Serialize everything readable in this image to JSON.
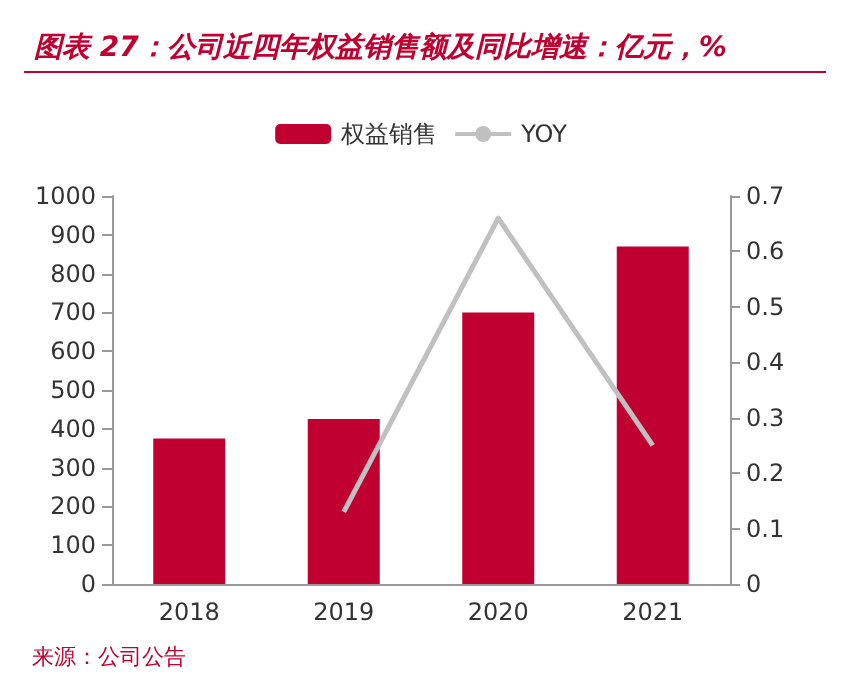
{
  "chart_data": {
    "type": "bar",
    "title": "图表 27：公司近四年权益销售额及同比增速：亿元，%",
    "categories": [
      "2018",
      "2019",
      "2020",
      "2021"
    ],
    "series": [
      {
        "name": "权益销售",
        "color": "#c00030",
        "values": [
          375,
          425,
          700,
          870
        ]
      },
      {
        "name": "YOY",
        "type": "line",
        "axis": "y2",
        "color": "#c0c0c0",
        "values": [
          null,
          0.13,
          0.66,
          0.25
        ]
      }
    ],
    "ylim": [
      0,
      1000
    ],
    "yticks": [
      0,
      100,
      200,
      300,
      400,
      500,
      600,
      700,
      800,
      900,
      1000
    ],
    "y2lim": [
      0,
      0.7
    ],
    "y2ticks": [
      0,
      0.1,
      0.2,
      0.3,
      0.4,
      0.5,
      0.6,
      0.7
    ],
    "legend": "top",
    "grid": false,
    "marker": "none",
    "annotations": [
      "来源：公司公告"
    ]
  }
}
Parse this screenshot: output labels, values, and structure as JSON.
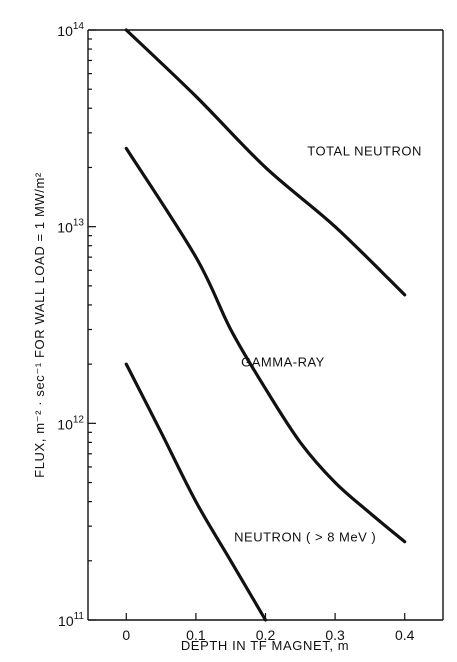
{
  "chart_data": {
    "type": "line",
    "xlabel": "DEPTH IN TF MAGNET, m",
    "ylabel": "FLUX, m⁻² · sec⁻¹  FOR WALL LOAD = 1 MW/m²",
    "xlim": [
      -0.055,
      0.455
    ],
    "ylim": [
      100000000000.0,
      100000000000000.0
    ],
    "y_scale": "log",
    "grid": false,
    "legend": "none",
    "x_ticks": [
      {
        "value": 0.0,
        "label": "0"
      },
      {
        "value": 0.1,
        "label": "0.1"
      },
      {
        "value": 0.2,
        "label": "0.2"
      },
      {
        "value": 0.3,
        "label": "0.3"
      },
      {
        "value": 0.4,
        "label": "0.4"
      }
    ],
    "y_ticks": [
      {
        "value": 100000000000.0,
        "base": "10",
        "exp": "11"
      },
      {
        "value": 1000000000000.0,
        "base": "10",
        "exp": "12"
      },
      {
        "value": 10000000000000.0,
        "base": "10",
        "exp": "13"
      },
      {
        "value": 100000000000000.0,
        "base": "10",
        "exp": "14"
      }
    ],
    "series": [
      {
        "name": "TOTAL NEUTRON",
        "x": [
          0.0,
          0.1,
          0.2,
          0.3,
          0.4
        ],
        "y": [
          100000000000000.0,
          46000000000000.0,
          20000000000000.0,
          10000000000000.0,
          4500000000000.0
        ]
      },
      {
        "name": "GAMMA-RAY",
        "x": [
          0.0,
          0.1,
          0.15,
          0.2,
          0.25,
          0.3,
          0.35,
          0.4
        ],
        "y": [
          25000000000000.0,
          7000000000000.0,
          3000000000000.0,
          1500000000000.0,
          800000000000.0,
          500000000000.0,
          350000000000.0,
          250000000000.0
        ]
      },
      {
        "name": "NEUTRON ( > 8 MeV )",
        "x": [
          0.0,
          0.05,
          0.1,
          0.15,
          0.2
        ],
        "y": [
          2000000000000.0,
          900000000000.0,
          400000000000.0,
          200000000000.0,
          100000000000.0
        ]
      }
    ]
  }
}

Given problem.
Leave out the pictures and copy the rest of the material above exactly.

Expected output.
Serialize everything readable in this image to JSON.
{
  "chart_data": {
    "type": "bar",
    "title": "图表 27：公司近四年权益销售额及同比增速：亿元，%",
    "categories": [
      "2018",
      "2019",
      "2020",
      "2021"
    ],
    "series": [
      {
        "name": "权益销售",
        "color": "#c00030",
        "values": [
          375,
          425,
          700,
          870
        ]
      },
      {
        "name": "YOY",
        "type": "line",
        "axis": "y2",
        "color": "#c0c0c0",
        "values": [
          null,
          0.13,
          0.66,
          0.25
        ]
      }
    ],
    "ylim": [
      0,
      1000
    ],
    "yticks": [
      0,
      100,
      200,
      300,
      400,
      500,
      600,
      700,
      800,
      900,
      1000
    ],
    "y2lim": [
      0,
      0.7
    ],
    "y2ticks": [
      0,
      0.1,
      0.2,
      0.3,
      0.4,
      0.5,
      0.6,
      0.7
    ],
    "legend": "top",
    "grid": false,
    "marker": "none",
    "annotations": [
      "来源：公司公告"
    ]
  }
}
Parse this screenshot: output labels, values, and structure as JSON.
{
  "chart_data": {
    "type": "line",
    "xlabel": "DEPTH IN TF MAGNET, m",
    "ylabel": "FLUX, m⁻² · sec⁻¹  FOR WALL LOAD = 1 MW/m²",
    "xlim": [
      -0.055,
      0.455
    ],
    "ylim": [
      100000000000.0,
      100000000000000.0
    ],
    "y_scale": "log",
    "grid": false,
    "legend": "none",
    "x_ticks": [
      {
        "value": 0.0,
        "label": "0"
      },
      {
        "value": 0.1,
        "label": "0.1"
      },
      {
        "value": 0.2,
        "label": "0.2"
      },
      {
        "value": 0.3,
        "label": "0.3"
      },
      {
        "value": 0.4,
        "label": "0.4"
      }
    ],
    "y_ticks": [
      {
        "value": 100000000000.0,
        "base": "10",
        "exp": "11"
      },
      {
        "value": 1000000000000.0,
        "base": "10",
        "exp": "12"
      },
      {
        "value": 10000000000000.0,
        "base": "10",
        "exp": "13"
      },
      {
        "value": 100000000000000.0,
        "base": "10",
        "exp": "14"
      }
    ],
    "series": [
      {
        "name": "TOTAL NEUTRON",
        "x": [
          0.0,
          0.1,
          0.2,
          0.3,
          0.4
        ],
        "y": [
          100000000000000.0,
          46000000000000.0,
          20000000000000.0,
          10000000000000.0,
          4500000000000.0
        ]
      },
      {
        "name": "GAMMA-RAY",
        "x": [
          0.0,
          0.1,
          0.15,
          0.2,
          0.25,
          0.3,
          0.35,
          0.4
        ],
        "y": [
          25000000000000.0,
          7000000000000.0,
          3000000000000.0,
          1500000000000.0,
          800000000000.0,
          500000000000.0,
          350000000000.0,
          250000000000.0
        ]
      },
      {
        "name": "NEUTRON ( > 8 MeV )",
        "x": [
          0.0,
          0.05,
          0.1,
          0.15,
          0.2
        ],
        "y": [
          2000000000000.0,
          900000000000.0,
          400000000000.0,
          200000000000.0,
          100000000000.0
        ]
      }
    ]
  }
}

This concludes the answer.